WHAT NEEDS TO BE DONE: Locate each line in the items below that contains the string "label", and copy every such line in full.
[START]
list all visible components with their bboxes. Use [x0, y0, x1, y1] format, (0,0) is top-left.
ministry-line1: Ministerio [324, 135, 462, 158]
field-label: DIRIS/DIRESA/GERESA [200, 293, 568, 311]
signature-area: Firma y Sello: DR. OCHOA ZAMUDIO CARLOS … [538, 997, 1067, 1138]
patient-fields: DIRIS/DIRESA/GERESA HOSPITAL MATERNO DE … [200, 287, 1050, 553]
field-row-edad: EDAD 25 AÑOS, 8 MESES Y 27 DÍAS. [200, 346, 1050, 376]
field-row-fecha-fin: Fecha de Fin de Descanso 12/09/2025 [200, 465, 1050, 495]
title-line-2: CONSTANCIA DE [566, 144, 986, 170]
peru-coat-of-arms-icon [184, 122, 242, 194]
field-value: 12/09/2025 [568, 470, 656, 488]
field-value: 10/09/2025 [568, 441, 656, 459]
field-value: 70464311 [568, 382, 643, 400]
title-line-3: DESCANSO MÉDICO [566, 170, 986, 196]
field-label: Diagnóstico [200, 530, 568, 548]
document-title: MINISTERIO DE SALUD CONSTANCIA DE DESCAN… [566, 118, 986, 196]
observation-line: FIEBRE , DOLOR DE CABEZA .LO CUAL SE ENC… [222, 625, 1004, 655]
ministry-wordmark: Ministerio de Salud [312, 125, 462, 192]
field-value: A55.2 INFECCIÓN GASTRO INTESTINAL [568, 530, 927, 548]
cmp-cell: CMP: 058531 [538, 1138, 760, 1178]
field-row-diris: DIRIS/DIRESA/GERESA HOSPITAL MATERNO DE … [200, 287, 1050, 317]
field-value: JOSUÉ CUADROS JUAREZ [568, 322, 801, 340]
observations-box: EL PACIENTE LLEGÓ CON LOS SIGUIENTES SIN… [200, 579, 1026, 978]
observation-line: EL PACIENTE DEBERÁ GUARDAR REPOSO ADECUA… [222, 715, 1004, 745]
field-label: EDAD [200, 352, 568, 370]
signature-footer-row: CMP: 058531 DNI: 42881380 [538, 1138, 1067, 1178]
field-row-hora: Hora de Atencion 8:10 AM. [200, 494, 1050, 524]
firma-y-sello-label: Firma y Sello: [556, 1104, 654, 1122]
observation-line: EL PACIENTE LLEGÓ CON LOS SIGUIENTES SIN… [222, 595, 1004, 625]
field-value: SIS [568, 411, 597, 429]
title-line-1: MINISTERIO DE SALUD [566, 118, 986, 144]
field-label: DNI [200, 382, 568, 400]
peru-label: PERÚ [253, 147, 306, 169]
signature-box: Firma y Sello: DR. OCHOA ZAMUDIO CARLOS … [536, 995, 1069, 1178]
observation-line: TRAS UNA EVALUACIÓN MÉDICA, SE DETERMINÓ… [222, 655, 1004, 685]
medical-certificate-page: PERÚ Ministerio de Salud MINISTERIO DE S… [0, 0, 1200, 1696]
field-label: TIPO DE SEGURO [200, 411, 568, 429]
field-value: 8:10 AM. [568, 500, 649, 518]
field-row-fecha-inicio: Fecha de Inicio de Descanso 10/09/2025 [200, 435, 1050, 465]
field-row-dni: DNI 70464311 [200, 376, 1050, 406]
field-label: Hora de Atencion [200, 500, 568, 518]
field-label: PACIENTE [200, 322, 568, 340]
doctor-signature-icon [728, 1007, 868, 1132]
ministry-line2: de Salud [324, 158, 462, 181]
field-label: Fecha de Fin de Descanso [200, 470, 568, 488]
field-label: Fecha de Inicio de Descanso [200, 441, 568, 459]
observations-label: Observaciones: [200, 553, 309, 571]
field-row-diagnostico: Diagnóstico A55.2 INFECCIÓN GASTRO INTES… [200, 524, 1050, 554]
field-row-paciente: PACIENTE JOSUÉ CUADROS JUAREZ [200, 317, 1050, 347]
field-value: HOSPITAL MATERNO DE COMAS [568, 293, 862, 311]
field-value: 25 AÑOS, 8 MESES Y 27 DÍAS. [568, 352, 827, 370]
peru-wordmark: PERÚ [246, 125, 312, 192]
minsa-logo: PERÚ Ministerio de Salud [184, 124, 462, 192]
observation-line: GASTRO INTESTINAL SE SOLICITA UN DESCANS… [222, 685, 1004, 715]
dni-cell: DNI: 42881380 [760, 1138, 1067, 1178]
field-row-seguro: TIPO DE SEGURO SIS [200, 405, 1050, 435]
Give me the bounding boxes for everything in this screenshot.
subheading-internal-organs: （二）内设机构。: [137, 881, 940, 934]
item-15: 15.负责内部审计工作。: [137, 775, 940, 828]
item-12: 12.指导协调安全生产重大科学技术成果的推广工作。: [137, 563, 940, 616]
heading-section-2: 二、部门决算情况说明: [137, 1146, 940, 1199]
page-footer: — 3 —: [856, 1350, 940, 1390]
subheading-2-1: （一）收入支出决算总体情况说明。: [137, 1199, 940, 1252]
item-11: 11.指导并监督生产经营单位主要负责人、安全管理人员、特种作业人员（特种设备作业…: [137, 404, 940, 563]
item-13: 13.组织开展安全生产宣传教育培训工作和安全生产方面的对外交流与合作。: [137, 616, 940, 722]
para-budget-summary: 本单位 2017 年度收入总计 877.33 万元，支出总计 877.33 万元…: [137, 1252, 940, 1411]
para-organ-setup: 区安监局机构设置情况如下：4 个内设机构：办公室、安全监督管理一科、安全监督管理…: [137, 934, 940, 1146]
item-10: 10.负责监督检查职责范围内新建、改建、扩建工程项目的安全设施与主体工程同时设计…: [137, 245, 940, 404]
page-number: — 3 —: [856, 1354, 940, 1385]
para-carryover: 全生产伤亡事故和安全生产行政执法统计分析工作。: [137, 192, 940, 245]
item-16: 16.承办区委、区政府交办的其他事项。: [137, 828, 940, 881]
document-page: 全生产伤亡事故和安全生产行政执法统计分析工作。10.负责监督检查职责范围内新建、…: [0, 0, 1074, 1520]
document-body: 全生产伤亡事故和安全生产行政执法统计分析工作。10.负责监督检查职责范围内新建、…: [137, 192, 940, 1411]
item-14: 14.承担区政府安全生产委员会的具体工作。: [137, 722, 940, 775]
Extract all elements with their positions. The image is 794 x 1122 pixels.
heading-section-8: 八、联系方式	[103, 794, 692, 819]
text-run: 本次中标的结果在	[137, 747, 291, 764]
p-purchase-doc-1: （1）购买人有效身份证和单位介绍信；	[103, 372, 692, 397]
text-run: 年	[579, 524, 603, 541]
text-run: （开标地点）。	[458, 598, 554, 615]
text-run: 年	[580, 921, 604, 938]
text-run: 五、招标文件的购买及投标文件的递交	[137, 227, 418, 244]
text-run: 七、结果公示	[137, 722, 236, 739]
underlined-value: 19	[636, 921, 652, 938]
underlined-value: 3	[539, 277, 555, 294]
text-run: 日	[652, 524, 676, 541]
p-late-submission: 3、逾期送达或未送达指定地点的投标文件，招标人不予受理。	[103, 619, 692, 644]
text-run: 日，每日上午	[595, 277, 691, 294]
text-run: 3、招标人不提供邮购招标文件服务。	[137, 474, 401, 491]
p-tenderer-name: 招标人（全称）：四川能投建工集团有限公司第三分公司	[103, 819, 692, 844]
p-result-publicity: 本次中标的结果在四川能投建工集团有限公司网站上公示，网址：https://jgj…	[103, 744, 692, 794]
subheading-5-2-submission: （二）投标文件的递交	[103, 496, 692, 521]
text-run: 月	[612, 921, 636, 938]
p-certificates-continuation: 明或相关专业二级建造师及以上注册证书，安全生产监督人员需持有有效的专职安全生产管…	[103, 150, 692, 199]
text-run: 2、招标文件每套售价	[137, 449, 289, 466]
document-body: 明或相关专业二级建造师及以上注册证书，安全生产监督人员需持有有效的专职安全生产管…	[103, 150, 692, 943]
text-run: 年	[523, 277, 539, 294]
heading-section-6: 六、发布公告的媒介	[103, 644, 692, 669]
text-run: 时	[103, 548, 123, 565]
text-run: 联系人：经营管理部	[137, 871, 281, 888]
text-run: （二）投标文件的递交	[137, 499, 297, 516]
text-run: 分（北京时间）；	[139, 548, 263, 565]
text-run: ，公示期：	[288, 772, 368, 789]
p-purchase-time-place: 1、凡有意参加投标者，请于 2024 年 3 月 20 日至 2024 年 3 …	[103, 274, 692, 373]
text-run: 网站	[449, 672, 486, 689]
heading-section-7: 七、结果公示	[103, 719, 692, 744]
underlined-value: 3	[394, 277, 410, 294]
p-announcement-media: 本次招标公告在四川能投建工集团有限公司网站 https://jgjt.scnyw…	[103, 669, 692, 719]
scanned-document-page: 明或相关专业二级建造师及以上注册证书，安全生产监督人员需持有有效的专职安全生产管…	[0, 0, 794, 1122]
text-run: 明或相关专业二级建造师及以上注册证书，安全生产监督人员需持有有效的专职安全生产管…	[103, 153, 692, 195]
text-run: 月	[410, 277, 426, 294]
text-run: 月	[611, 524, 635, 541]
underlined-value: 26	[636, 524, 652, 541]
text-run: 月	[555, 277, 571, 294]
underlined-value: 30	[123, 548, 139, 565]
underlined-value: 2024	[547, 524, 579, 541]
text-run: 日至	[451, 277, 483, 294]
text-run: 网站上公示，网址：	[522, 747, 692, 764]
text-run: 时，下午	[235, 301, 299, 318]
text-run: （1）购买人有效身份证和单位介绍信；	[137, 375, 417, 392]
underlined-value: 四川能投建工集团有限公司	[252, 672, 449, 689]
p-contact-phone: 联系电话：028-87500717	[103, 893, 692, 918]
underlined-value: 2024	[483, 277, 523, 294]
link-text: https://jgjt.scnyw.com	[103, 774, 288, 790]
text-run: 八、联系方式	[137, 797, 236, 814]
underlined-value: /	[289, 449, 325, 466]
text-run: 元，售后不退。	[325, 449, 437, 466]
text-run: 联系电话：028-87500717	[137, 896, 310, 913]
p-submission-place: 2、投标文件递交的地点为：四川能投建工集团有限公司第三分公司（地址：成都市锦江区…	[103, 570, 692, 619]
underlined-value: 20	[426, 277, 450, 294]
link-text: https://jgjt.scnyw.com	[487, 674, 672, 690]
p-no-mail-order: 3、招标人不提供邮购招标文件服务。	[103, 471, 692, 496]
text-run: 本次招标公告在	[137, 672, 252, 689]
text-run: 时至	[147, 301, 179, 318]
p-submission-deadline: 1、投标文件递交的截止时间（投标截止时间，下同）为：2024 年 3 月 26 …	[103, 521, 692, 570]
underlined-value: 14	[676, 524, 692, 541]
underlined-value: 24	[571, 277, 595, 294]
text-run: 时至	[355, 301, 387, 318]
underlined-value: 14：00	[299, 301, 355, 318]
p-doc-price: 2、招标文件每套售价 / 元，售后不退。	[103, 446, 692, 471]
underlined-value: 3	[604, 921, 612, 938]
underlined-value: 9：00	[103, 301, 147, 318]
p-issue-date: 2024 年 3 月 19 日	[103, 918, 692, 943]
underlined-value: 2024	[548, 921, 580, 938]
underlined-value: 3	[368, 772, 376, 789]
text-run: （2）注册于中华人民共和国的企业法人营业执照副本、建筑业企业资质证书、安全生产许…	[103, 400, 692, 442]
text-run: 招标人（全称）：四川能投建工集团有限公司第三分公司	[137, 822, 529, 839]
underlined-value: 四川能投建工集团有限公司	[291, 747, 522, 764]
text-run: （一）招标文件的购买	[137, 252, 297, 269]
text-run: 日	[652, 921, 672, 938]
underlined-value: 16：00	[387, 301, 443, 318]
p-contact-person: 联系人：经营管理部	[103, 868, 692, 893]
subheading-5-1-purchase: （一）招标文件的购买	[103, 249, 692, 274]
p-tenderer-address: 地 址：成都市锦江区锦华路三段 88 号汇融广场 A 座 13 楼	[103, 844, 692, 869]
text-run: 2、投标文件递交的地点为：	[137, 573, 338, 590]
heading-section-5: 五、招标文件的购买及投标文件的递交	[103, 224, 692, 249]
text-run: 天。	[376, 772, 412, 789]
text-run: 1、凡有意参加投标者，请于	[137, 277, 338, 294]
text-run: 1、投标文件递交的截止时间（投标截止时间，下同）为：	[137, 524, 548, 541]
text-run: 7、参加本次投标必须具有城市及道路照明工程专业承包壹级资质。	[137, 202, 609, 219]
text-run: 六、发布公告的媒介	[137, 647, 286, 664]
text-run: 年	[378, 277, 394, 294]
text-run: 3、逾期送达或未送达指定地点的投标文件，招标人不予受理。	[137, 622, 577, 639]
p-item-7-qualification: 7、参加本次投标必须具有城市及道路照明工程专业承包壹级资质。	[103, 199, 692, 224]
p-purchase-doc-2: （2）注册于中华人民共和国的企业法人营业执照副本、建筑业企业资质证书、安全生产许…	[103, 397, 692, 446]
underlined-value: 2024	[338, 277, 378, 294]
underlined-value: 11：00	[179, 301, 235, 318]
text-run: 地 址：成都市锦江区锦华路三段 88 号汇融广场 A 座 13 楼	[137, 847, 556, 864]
[END]
WORKED SOLUTION:
field-label: DIRIS/DIRESA/GERESA [200, 293, 568, 311]
field-label: Diagnóstico [200, 530, 568, 548]
field-label: EDAD [200, 352, 568, 370]
firma-y-sello-label: Firma y Sello: [556, 1104, 654, 1122]
field-label: DNI [200, 382, 568, 400]
peru-label: PERÚ [253, 147, 306, 169]
field-label: TIPO DE SEGURO [200, 411, 568, 429]
field-label: Hora de Atencion [200, 500, 568, 518]
field-label: PACIENTE [200, 322, 568, 340]
field-label: Fecha de Fin de Descanso [200, 470, 568, 488]
field-label: Fecha de Inicio de Descanso [200, 441, 568, 459]
observations-label: Observaciones: [200, 553, 309, 571]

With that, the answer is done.